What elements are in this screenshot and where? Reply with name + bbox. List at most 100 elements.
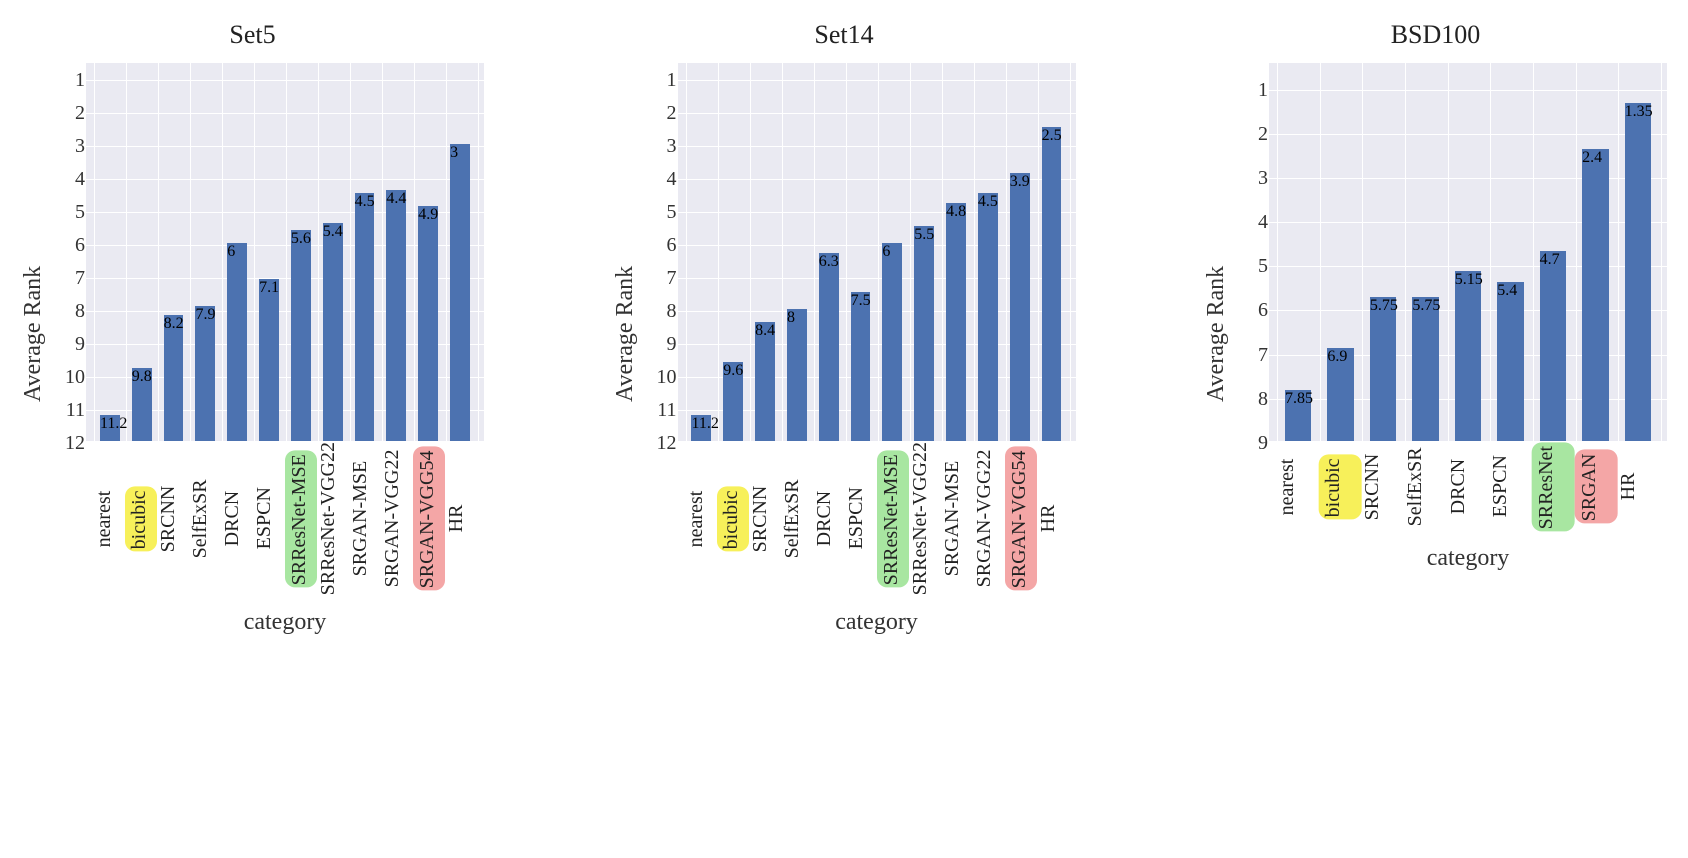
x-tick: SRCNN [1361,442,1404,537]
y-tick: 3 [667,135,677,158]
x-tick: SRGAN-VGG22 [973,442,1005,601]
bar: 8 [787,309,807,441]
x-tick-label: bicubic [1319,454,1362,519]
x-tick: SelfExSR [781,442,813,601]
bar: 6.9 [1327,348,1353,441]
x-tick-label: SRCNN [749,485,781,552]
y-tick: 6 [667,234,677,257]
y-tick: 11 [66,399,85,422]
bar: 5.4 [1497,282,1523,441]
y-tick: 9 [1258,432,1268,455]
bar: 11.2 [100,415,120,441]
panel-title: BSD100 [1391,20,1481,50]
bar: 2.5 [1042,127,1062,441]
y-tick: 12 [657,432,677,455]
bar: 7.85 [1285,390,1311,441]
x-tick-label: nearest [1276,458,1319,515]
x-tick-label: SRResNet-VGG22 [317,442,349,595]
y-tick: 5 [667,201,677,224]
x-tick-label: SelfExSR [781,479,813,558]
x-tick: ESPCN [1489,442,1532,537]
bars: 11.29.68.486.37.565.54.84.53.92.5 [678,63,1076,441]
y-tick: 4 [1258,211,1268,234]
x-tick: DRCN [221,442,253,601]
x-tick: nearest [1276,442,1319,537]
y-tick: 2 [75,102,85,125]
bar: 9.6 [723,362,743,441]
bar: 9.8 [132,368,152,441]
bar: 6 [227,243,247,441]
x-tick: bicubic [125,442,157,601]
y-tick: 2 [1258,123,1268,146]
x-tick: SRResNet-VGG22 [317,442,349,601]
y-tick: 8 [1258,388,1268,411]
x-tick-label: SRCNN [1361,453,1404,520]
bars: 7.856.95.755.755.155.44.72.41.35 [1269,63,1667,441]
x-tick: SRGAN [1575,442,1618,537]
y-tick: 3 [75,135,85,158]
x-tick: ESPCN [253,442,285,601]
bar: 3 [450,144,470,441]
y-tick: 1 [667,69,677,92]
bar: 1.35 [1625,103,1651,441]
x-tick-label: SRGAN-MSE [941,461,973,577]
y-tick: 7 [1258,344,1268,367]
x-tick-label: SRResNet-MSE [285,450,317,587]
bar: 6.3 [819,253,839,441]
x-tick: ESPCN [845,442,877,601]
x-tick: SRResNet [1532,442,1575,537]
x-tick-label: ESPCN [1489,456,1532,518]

..........

Copy out every line of the listing above word for word, leaving out the picture.

What elements are in this screenshot and where? Reply with name + bbox. List at most 100 elements.
x-tick: SRCNN [1361,442,1404,537]
y-tick: 3 [667,135,677,158]
x-tick: SRGAN-VGG22 [973,442,1005,601]
bar: 8 [787,309,807,441]
x-tick-label: bicubic [1319,454,1362,519]
x-tick: SelfExSR [781,442,813,601]
bar: 6.9 [1327,348,1353,441]
x-tick-label: SRCNN [749,485,781,552]
y-tick: 6 [667,234,677,257]
y-tick: 11 [66,399,85,422]
bar: 5.4 [1497,282,1523,441]
y-tick: 9 [1258,432,1268,455]
bar: 11.2 [100,415,120,441]
panel-title: BSD100 [1391,20,1481,50]
bar: 2.5 [1042,127,1062,441]
y-tick: 12 [657,432,677,455]
bar: 7.85 [1285,390,1311,441]
x-tick-label: nearest [1276,458,1319,515]
x-tick-label: SRResNet-VGG22 [317,442,349,595]
y-tick: 5 [667,201,677,224]
x-tick-label: SelfExSR [781,479,813,558]
x-tick: ESPCN [1489,442,1532,537]
bars: 11.29.68.486.37.565.54.84.53.92.5 [678,63,1076,441]
y-tick: 4 [1258,211,1268,234]
x-tick: DRCN [221,442,253,601]
x-tick: nearest [1276,442,1319,537]
y-tick: 2 [75,102,85,125]
bar: 9.6 [723,362,743,441]
bar: 9.8 [132,368,152,441]
bar: 6 [227,243,247,441]
x-tick: bicubic [125,442,157,601]
y-tick: 2 [1258,123,1268,146]
x-tick: SRResNet-VGG22 [317,442,349,601]
y-tick: 8 [1258,388,1268,411]
x-tick-label: SRCNN [1361,453,1404,520]
bars: 7.856.95.755.755.155.44.72.41.35 [1269,63,1667,441]
x-tick: SRGAN [1575,442,1618,537]
y-tick: 3 [75,135,85,158]
x-tick: ESPCN [253,442,285,601]
bar: 3 [450,144,470,441]
y-tick: 1 [667,69,677,92]
bar: 1.35 [1625,103,1651,441]
x-tick-label: SRGAN-MSE [941,461,973,577]
y-tick: 7 [1258,344,1268,367]
x-tick-label: SRResNet-MSE [285,450,317,587]
bar: 6.3 [819,253,839,441]
x-tick: ESPCN [845,442,877,601]
x-tick: SRResNet [1532,442,1575,537]
x-tick-label: ESPCN [1489,456,1532,518]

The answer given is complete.